Problem: Give the number of lines in this listing that contain the word "bottom", and nothing else.

Dataset items:
________________________

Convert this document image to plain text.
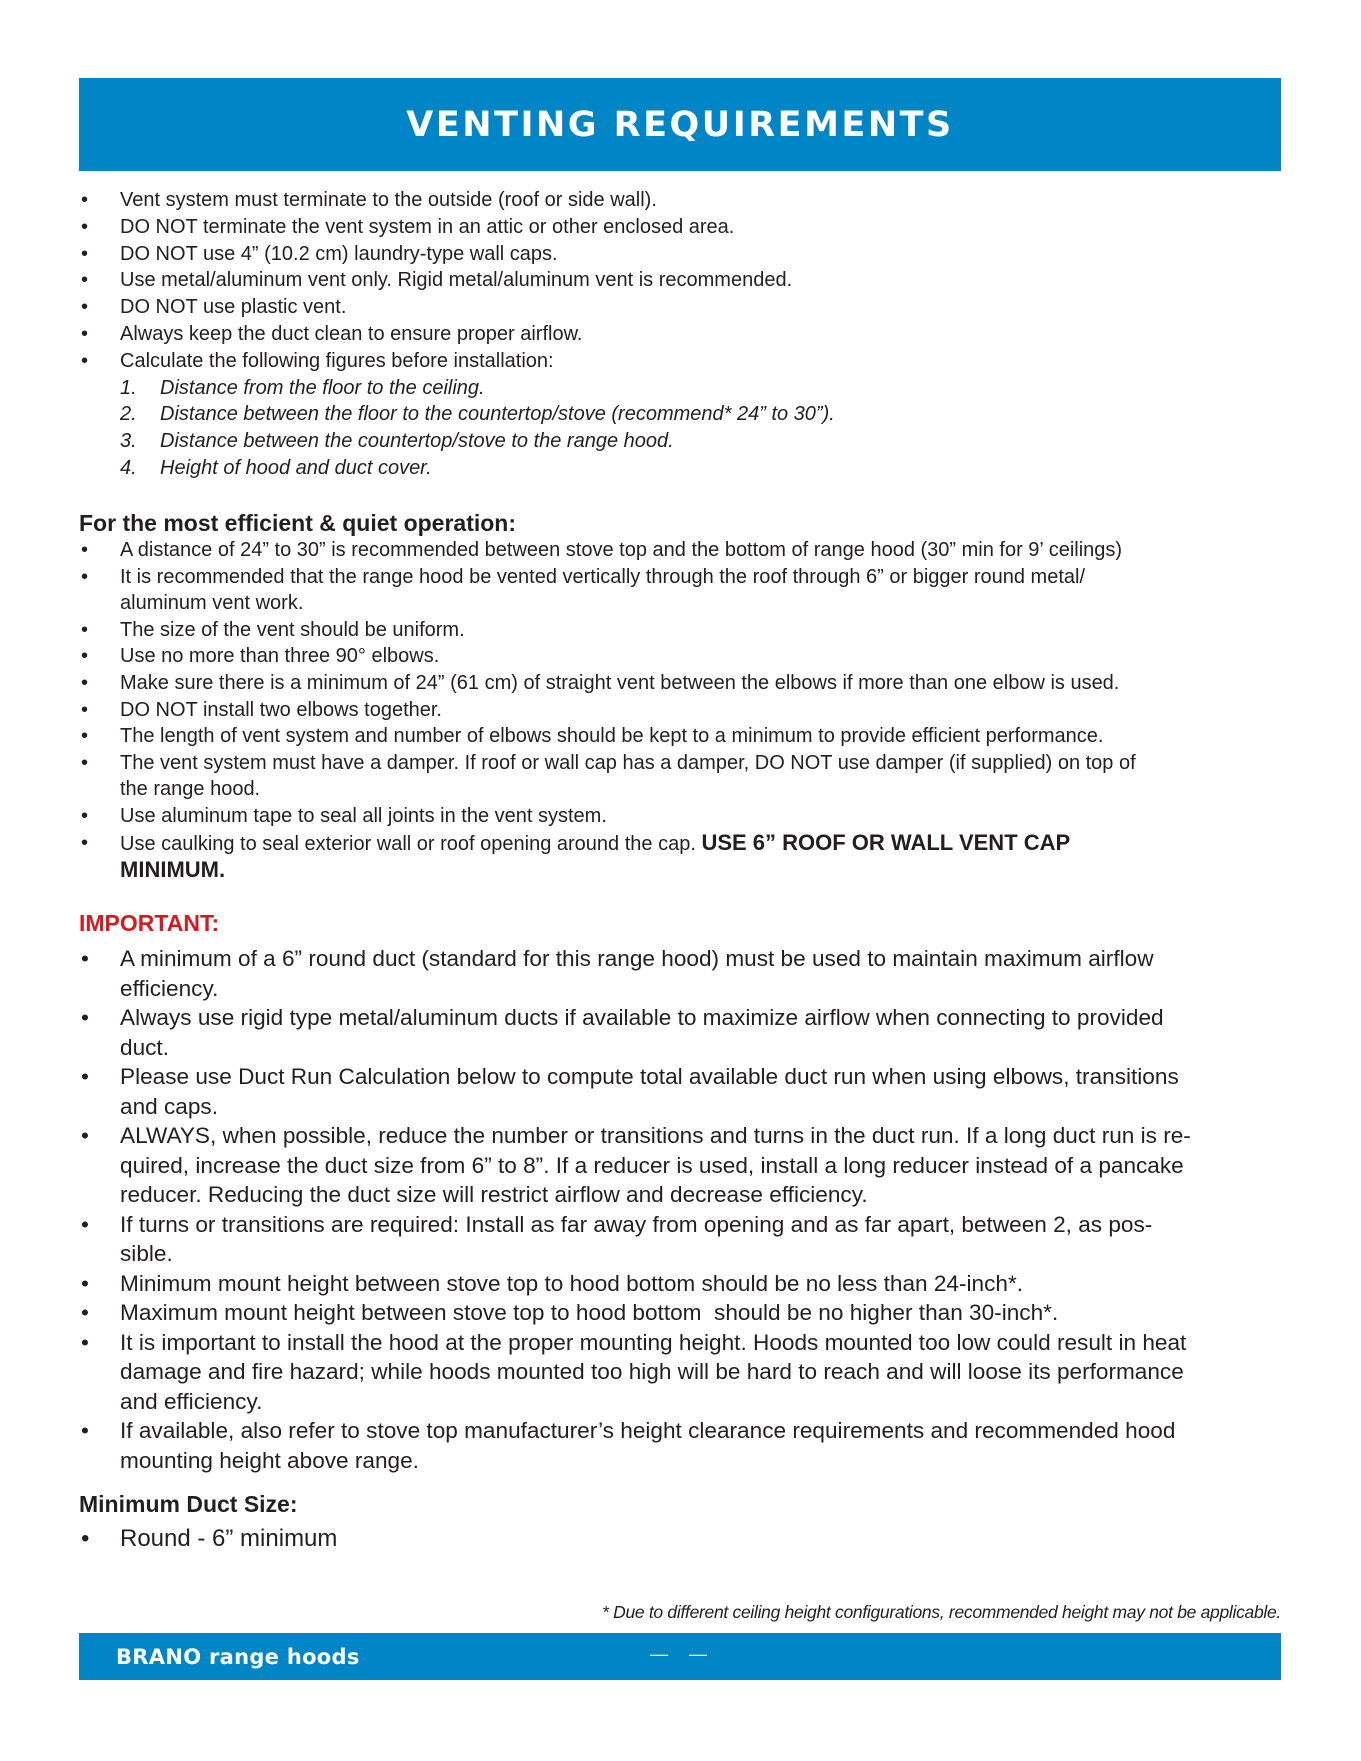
VENTING REQUIREMENTS
• Vent system must terminate to the outside (roof or side wall).
• DO NOT terminate the vent system in an attic or other enclosed area.
• DO NOT use 4” (10.2 cm) laundry-type wall caps.
• Use metal/aluminum vent only. Rigid metal/aluminum vent is recommended.
• DO NOT use plastic vent.
• Always keep the duct clean to ensure proper airflow.
• Calculate the following figures before installation:
1. Distance from the floor to the ceiling.
2. Distance between the floor to the countertop/stove (recommend* 24” to 30”).
3. Distance between the countertop/stove to the range hood.
4. Height of hood and duct cover.
For the most efficient & quiet operation:
• A distance of 24” to 30” is recommended between stove top and the bottom of range hood (30” min for 9’ ceilings)
• It is recommended that the range hood be vented vertically through the roof through 6” or bigger round metal/
aluminum vent work.
• The size of the vent should be uniform.
• Use no more than three 90° elbows.
• Make sure there is a minimum of 24” (61 cm) of straight vent between the elbows if more than one elbow is used.
• DO NOT install two elbows together.
• The length of vent system and number of elbows should be kept to a minimum to provide efficient performance.
• The vent system must have a damper. If roof or wall cap has a damper, DO NOT use damper (if supplied) on top of
the range hood.
• Use aluminum tape to seal all joints in the vent system.
• Use caulking to seal exterior wall or roof opening around the cap. USE 6” ROOF OR WALL VENT CAP
MINIMUM.
IMPORTANT:
• A minimum of a 6” round duct (standard for this range hood) must be used to maintain maximum airflow
efficiency.
• Always use rigid type metal/aluminum ducts if available to maximize airflow when connecting to provided
duct.
• Please use Duct Run Calculation below to compute total available duct run when using elbows, transitions
and caps.
• ALWAYS, when possible, reduce the number or transitions and turns in the duct run. If a long duct run is re-
quired, increase the duct size from 6” to 8”. If a reducer is used, install a long reducer instead of a pancake
reducer. Reducing the duct size will restrict airflow and decrease efficiency.
• If turns or transitions are required: Install as far away from opening and as far apart, between 2, as pos-
sible.
• Minimum mount height between stove top to hood bottom should be no less than 24-inch*.
• Maximum mount height between stove top to hood bottom  should be no higher than 30-inch*.
• It is important to install the hood at the proper mounting height. Hoods mounted too low could result in heat
damage and fire hazard; while hoods mounted too high will be hard to reach and will loose its performance
and efficiency.
• If available, also refer to stove top manufacturer’s height clearance requirements and recommended hood
mounting height above range.
Minimum Duct Size:
• Round - 6” minimum
* Due to different ceiling height configurations, recommended height may not be applicable.
BRANO range hoods	— —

________________________

Written solution: 3